Your instructions
Write each line out again exactly as written.
|---|
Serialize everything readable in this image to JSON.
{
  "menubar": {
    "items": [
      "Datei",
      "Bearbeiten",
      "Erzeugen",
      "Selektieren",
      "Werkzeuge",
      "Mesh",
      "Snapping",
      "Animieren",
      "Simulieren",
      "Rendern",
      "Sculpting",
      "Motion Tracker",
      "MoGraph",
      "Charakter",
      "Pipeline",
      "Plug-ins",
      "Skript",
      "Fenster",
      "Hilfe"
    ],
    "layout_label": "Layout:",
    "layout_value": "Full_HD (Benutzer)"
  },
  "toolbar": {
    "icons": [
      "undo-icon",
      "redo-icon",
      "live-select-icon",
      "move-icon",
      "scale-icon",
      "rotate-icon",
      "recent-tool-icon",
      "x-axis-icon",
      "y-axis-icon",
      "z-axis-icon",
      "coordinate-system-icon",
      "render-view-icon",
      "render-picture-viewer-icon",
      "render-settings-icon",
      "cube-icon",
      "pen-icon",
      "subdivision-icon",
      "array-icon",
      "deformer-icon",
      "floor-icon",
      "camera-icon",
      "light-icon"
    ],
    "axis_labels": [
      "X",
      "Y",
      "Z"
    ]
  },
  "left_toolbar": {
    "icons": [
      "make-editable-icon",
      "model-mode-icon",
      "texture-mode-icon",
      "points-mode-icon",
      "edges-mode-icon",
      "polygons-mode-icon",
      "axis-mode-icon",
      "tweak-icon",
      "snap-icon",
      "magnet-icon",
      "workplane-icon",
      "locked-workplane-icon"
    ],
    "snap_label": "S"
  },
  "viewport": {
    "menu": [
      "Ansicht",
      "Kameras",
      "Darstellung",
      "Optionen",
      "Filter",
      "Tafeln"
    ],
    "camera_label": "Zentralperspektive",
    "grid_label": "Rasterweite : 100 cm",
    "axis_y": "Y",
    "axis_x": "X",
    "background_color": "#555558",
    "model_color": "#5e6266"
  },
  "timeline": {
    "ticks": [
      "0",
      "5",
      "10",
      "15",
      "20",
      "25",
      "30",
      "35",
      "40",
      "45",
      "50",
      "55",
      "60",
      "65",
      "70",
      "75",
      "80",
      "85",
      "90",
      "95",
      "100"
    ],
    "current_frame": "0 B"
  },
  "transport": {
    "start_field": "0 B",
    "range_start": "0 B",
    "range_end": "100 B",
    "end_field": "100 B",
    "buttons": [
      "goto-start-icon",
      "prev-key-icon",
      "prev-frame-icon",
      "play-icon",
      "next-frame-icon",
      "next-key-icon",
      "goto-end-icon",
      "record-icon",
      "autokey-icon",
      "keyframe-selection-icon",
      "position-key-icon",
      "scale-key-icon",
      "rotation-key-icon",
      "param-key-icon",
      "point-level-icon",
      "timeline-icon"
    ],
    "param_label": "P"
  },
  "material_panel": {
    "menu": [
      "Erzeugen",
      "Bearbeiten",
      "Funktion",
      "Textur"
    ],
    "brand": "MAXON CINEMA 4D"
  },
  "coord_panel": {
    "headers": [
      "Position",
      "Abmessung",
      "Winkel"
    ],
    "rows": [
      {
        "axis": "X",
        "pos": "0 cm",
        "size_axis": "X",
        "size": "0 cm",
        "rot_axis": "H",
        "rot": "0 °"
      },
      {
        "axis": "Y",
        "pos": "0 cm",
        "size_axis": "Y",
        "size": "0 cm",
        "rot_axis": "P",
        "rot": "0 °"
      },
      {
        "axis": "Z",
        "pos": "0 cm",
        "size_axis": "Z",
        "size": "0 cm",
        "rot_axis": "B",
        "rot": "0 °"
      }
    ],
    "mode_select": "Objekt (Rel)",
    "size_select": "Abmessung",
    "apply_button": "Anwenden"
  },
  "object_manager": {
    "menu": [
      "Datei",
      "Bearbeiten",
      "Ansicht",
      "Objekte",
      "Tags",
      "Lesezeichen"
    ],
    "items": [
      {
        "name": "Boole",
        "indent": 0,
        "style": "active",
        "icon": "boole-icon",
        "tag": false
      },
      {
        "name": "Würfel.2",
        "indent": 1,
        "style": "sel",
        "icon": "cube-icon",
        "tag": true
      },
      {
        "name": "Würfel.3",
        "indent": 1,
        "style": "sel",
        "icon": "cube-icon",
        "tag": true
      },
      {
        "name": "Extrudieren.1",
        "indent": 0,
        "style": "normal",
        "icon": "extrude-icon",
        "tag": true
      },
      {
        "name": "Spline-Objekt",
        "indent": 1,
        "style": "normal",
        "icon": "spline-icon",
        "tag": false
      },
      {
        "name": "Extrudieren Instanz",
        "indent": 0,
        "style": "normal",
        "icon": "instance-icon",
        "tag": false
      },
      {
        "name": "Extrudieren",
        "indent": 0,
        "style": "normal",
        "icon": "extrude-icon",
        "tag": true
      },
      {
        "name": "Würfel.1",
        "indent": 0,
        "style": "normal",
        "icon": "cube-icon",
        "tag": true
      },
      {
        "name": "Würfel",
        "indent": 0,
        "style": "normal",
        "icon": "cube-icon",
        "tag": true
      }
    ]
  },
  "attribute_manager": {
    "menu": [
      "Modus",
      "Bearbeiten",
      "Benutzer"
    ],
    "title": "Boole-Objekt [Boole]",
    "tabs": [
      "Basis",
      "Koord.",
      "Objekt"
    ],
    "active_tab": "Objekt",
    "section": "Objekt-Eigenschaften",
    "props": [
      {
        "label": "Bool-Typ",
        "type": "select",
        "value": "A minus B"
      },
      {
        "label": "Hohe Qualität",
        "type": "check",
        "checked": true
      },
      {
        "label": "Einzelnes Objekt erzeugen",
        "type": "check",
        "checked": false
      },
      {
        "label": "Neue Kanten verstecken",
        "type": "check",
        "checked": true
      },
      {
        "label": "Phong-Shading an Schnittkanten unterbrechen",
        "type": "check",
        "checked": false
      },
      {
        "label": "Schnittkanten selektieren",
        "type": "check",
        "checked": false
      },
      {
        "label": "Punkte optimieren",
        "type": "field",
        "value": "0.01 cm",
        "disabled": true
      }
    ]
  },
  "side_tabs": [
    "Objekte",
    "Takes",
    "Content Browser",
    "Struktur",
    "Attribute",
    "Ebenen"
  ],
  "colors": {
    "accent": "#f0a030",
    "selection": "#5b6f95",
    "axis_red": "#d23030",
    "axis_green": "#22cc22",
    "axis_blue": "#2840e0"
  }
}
|---|
Task answer
Serialize everything readable in this image to JSON.
{
  "menubar": {
    "items": [
      "Datei",
      "Bearbeiten",
      "Erzeugen",
      "Selektieren",
      "Werkzeuge",
      "Mesh",
      "Snapping",
      "Animieren",
      "Simulieren",
      "Rendern",
      "Sculpting",
      "Motion Tracker",
      "MoGraph",
      "Charakter",
      "Pipeline",
      "Plug-ins",
      "Skript",
      "Fenster",
      "Hilfe"
    ],
    "layout_label": "Layout:",
    "layout_value": "Full_HD (Benutzer)"
  },
  "toolbar": {
    "icons": [
      "undo-icon",
      "redo-icon",
      "live-select-icon",
      "move-icon",
      "scale-icon",
      "rotate-icon",
      "recent-tool-icon",
      "x-axis-icon",
      "y-axis-icon",
      "z-axis-icon",
      "coordinate-system-icon",
      "render-view-icon",
      "render-picture-viewer-icon",
      "render-settings-icon",
      "cube-icon",
      "pen-icon",
      "subdivision-icon",
      "array-icon",
      "deformer-icon",
      "floor-icon",
      "camera-icon",
      "light-icon"
    ],
    "axis_labels": [
      "X",
      "Y",
      "Z"
    ]
  },
  "left_toolbar": {
    "icons": [
      "make-editable-icon",
      "model-mode-icon",
      "texture-mode-icon",
      "points-mode-icon",
      "edges-mode-icon",
      "polygons-mode-icon",
      "axis-mode-icon",
      "tweak-icon",
      "snap-icon",
      "magnet-icon",
      "workplane-icon",
      "locked-workplane-icon"
    ],
    "snap_label": "S"
  },
  "viewport": {
    "menu": [
      "Ansicht",
      "Kameras",
      "Darstellung",
      "Optionen",
      "Filter",
      "Tafeln"
    ],
    "camera_label": "Zentralperspektive",
    "grid_label": "Rasterweite : 100 cm",
    "axis_y": "Y",
    "axis_x": "X",
    "background_color": "#555558",
    "model_color": "#5e6266"
  },
  "timeline": {
    "ticks": [
      "0",
      "5",
      "10",
      "15",
      "20",
      "25",
      "30",
      "35",
      "40",
      "45",
      "50",
      "55",
      "60",
      "65",
      "70",
      "75",
      "80",
      "85",
      "90",
      "95",
      "100"
    ],
    "current_frame": "0 B"
  },
  "transport": {
    "start_field": "0 B",
    "range_start": "0 B",
    "range_end": "100 B",
    "end_field": "100 B",
    "buttons": [
      "goto-start-icon",
      "prev-key-icon",
      "prev-frame-icon",
      "play-icon",
      "next-frame-icon",
      "next-key-icon",
      "goto-end-icon",
      "record-icon",
      "autokey-icon",
      "keyframe-selection-icon",
      "position-key-icon",
      "scale-key-icon",
      "rotation-key-icon",
      "param-key-icon",
      "point-level-icon",
      "timeline-icon"
    ],
    "param_label": "P"
  },
  "material_panel": {
    "menu": [
      "Erzeugen",
      "Bearbeiten",
      "Funktion",
      "Textur"
    ],
    "brand": "MAXON CINEMA 4D"
  },
  "coord_panel": {
    "headers": [
      "Position",
      "Abmessung",
      "Winkel"
    ],
    "rows": [
      {
        "axis": "X",
        "pos": "0 cm",
        "size_axis": "X",
        "size": "0 cm",
        "rot_axis": "H",
        "rot": "0 °"
      },
      {
        "axis": "Y",
        "pos": "0 cm",
        "size_axis": "Y",
        "size": "0 cm",
        "rot_axis": "P",
        "rot": "0 °"
      },
      {
        "axis": "Z",
        "pos": "0 cm",
        "size_axis": "Z",
        "size": "0 cm",
        "rot_axis": "B",
        "rot": "0 °"
      }
    ],
    "mode_select": "Objekt (Rel)",
    "size_select": "Abmessung",
    "apply_button": "Anwenden"
  },
  "object_manager": {
    "menu": [
      "Datei",
      "Bearbeiten",
      "Ansicht",
      "Objekte",
      "Tags",
      "Lesezeichen"
    ],
    "items": [
      {
        "name": "Boole",
        "indent": 0,
        "style": "active",
        "icon": "boole-icon",
        "tag": false
      },
      {
        "name": "Würfel.2",
        "indent": 1,
        "style": "sel",
        "icon": "cube-icon",
        "tag": true
      },
      {
        "name": "Würfel.3",
        "indent": 1,
        "style": "sel",
        "icon": "cube-icon",
        "tag": true
      },
      {
        "name": "Extrudieren.1",
        "indent": 0,
        "style": "normal",
        "icon": "extrude-icon",
        "tag": true
      },
      {
        "name": "Spline-Objekt",
        "indent": 1,
        "style": "normal",
        "icon": "spline-icon",
        "tag": false
      },
      {
        "name": "Extrudieren Instanz",
        "indent": 0,
        "style": "normal",
        "icon": "instance-icon",
        "tag": false
      },
      {
        "name": "Extrudieren",
        "indent": 0,
        "style": "normal",
        "icon": "extrude-icon",
        "tag": true
      },
      {
        "name": "Würfel.1",
        "indent": 0,
        "style": "normal",
        "icon": "cube-icon",
        "tag": true
      },
      {
        "name": "Würfel",
        "indent": 0,
        "style": "normal",
        "icon": "cube-icon",
        "tag": true
      }
    ]
  },
  "attribute_manager": {
    "menu": [
      "Modus",
      "Bearbeiten",
      "Benutzer"
    ],
    "title": "Boole-Objekt [Boole]",
    "tabs": [
      "Basis",
      "Koord.",
      "Objekt"
    ],
    "active_tab": "Objekt",
    "section": "Objekt-Eigenschaften",
    "props": [
      {
        "label": "Bool-Typ",
        "type": "select",
        "value": "A minus B"
      },
      {
        "label": "Hohe Qualität",
        "type": "check",
        "checked": true
      },
      {
        "label": "Einzelnes Objekt erzeugen",
        "type": "check",
        "checked": false
      },
      {
        "label": "Neue Kanten verstecken",
        "type": "check",
        "checked": true
      },
      {
        "label": "Phong-Shading an Schnittkanten unterbrechen",
        "type": "check",
        "checked": false
      },
      {
        "label": "Schnittkanten selektieren",
        "type": "check",
        "checked": false
      },
      {
        "label": "Punkte optimieren",
        "type": "field",
        "value": "0.01 cm",
        "disabled": true
      }
    ]
  },
  "side_tabs": [
    "Objekte",
    "Takes",
    "Content Browser",
    "Struktur",
    "Attribute",
    "Ebenen"
  ],
  "colors": {
    "accent": "#f0a030",
    "selection": "#5b6f95",
    "axis_red": "#d23030",
    "axis_green": "#22cc22",
    "axis_blue": "#2840e0"
  }
}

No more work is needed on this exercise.